▶ Stated exercise
Spot each line in the records below where the word "JSON" occurs, then copy it.
★ ★ ★ ★
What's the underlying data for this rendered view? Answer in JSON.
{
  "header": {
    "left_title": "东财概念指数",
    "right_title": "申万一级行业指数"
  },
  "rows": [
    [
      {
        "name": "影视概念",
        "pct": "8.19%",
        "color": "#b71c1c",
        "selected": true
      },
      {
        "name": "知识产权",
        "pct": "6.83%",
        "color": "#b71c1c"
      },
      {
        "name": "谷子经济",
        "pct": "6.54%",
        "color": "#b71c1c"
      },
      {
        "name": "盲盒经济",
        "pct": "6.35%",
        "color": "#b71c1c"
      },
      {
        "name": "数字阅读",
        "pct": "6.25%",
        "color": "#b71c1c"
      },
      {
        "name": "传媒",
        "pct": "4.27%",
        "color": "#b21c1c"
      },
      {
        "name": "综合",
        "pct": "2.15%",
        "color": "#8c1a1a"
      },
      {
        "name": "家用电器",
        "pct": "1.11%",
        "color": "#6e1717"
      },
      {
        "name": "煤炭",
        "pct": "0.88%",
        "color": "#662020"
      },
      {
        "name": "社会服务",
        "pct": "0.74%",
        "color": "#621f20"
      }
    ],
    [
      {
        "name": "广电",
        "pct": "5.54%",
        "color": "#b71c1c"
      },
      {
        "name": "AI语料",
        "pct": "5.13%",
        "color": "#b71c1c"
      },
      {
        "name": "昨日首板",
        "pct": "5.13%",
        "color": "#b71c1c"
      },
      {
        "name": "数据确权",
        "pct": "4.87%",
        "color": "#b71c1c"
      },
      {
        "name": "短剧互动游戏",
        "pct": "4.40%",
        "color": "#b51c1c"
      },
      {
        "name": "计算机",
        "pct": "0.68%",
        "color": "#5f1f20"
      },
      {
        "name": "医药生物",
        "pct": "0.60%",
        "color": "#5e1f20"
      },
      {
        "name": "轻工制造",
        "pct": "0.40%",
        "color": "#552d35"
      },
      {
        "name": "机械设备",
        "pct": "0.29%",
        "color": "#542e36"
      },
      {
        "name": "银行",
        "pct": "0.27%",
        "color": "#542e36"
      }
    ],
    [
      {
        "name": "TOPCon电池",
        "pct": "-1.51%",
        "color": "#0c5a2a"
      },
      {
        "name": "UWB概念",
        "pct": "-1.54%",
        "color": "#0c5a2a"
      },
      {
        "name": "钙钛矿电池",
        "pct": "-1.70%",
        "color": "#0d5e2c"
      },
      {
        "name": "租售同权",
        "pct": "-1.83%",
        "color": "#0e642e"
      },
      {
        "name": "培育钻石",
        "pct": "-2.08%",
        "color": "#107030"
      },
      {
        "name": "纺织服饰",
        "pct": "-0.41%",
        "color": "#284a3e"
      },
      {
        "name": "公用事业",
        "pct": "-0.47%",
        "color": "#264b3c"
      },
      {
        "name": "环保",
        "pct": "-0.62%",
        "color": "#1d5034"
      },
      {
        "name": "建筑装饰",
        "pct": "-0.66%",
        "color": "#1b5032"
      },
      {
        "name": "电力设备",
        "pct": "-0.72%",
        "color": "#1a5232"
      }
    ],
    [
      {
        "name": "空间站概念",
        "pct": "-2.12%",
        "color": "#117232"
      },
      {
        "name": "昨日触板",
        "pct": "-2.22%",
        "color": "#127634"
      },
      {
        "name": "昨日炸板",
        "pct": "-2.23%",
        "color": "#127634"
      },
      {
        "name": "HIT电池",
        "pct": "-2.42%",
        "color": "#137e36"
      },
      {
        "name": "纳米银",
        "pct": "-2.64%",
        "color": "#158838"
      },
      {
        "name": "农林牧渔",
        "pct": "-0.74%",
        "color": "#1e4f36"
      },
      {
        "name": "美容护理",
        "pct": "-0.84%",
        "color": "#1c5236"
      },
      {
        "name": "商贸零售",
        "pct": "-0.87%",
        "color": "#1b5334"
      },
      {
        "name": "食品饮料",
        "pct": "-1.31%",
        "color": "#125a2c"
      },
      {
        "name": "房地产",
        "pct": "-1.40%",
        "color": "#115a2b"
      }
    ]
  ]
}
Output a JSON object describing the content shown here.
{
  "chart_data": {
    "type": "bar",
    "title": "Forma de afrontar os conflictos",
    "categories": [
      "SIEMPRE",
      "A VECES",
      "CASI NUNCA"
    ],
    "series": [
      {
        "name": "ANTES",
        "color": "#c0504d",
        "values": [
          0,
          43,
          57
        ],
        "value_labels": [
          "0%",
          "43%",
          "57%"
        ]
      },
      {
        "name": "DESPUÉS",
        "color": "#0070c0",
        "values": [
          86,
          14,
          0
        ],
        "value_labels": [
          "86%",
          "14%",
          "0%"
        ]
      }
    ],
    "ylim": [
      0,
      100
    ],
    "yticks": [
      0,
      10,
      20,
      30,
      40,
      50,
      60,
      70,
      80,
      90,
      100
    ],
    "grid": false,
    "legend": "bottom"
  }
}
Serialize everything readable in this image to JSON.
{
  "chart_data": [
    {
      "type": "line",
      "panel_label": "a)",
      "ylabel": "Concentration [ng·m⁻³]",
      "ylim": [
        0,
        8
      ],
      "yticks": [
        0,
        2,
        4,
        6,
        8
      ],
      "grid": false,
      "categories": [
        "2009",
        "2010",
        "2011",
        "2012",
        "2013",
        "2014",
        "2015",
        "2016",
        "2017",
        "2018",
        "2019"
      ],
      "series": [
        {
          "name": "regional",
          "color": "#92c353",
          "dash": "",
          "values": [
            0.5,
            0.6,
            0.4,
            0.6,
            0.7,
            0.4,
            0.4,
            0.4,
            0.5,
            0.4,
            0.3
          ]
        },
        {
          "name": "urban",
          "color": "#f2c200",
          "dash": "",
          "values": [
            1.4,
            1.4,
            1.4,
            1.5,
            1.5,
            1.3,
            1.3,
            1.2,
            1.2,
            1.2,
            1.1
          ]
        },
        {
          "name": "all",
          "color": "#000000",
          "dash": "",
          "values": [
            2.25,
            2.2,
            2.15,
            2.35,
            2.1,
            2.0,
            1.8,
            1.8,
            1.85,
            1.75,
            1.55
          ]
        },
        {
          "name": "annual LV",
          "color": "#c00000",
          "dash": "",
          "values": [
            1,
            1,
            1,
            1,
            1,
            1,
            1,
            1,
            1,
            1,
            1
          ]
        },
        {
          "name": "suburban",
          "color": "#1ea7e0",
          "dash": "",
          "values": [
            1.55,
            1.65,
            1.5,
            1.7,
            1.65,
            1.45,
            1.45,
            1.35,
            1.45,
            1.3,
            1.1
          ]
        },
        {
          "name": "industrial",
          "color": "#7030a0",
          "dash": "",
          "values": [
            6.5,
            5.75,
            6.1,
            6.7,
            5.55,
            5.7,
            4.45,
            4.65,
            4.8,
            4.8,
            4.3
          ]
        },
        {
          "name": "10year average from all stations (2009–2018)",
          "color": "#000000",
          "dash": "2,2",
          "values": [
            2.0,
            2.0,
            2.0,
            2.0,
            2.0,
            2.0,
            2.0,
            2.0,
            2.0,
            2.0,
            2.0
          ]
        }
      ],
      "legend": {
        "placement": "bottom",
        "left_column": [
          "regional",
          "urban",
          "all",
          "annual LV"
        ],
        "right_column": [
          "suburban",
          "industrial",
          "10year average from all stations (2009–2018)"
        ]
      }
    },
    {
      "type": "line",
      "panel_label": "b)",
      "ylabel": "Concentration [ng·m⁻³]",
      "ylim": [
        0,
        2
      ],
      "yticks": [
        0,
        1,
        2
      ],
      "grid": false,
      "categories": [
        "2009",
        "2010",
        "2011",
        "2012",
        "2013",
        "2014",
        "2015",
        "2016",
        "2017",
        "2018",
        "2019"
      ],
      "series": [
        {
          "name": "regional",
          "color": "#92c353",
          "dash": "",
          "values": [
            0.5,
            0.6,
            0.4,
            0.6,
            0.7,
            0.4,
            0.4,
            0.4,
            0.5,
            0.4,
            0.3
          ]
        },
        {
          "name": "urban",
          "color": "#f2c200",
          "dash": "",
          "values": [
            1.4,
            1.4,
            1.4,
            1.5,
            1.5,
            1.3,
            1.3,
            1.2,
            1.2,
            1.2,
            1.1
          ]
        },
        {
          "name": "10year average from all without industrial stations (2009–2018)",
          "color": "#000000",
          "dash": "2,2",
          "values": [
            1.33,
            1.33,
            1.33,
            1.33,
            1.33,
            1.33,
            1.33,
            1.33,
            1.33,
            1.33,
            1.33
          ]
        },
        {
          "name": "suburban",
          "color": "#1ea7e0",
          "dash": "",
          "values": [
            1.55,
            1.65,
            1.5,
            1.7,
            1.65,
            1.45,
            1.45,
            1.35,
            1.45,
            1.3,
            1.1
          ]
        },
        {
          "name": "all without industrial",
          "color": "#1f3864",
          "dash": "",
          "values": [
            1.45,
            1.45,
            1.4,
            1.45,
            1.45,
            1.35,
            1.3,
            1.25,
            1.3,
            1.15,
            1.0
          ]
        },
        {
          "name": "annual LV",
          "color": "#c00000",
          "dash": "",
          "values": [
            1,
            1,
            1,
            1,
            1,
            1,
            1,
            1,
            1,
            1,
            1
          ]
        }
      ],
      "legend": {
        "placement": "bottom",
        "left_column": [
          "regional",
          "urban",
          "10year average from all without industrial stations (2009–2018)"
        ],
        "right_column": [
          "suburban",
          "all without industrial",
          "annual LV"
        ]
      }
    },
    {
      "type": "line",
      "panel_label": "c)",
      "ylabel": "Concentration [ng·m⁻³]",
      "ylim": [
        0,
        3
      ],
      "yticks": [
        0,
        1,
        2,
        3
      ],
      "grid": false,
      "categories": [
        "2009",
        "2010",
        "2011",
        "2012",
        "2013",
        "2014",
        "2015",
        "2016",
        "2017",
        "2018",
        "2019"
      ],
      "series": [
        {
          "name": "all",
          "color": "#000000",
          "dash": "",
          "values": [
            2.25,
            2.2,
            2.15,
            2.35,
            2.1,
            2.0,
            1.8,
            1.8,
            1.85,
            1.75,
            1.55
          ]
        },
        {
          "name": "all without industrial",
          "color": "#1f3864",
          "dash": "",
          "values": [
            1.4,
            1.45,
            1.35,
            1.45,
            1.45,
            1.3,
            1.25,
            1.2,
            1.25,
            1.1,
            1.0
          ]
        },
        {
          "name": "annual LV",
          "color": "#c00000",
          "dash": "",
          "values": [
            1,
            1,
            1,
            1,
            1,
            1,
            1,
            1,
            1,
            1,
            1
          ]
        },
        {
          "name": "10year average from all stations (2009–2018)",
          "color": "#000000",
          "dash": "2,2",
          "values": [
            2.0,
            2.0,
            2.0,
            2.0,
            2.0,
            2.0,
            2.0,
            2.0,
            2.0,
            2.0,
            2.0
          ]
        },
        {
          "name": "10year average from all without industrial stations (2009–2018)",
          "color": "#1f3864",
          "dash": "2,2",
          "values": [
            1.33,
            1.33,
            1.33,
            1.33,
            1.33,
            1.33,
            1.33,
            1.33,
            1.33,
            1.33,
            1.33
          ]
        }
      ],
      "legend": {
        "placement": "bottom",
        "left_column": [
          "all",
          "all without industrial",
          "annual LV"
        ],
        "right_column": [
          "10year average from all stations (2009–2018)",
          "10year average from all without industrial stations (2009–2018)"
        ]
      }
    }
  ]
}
★ ★ ★ ★
▶ Reply to the task
What's the underlying data for this rendered view? Answer in JSON.
Output a JSON object describing the content shown here.
Serialize everything readable in this image to JSON.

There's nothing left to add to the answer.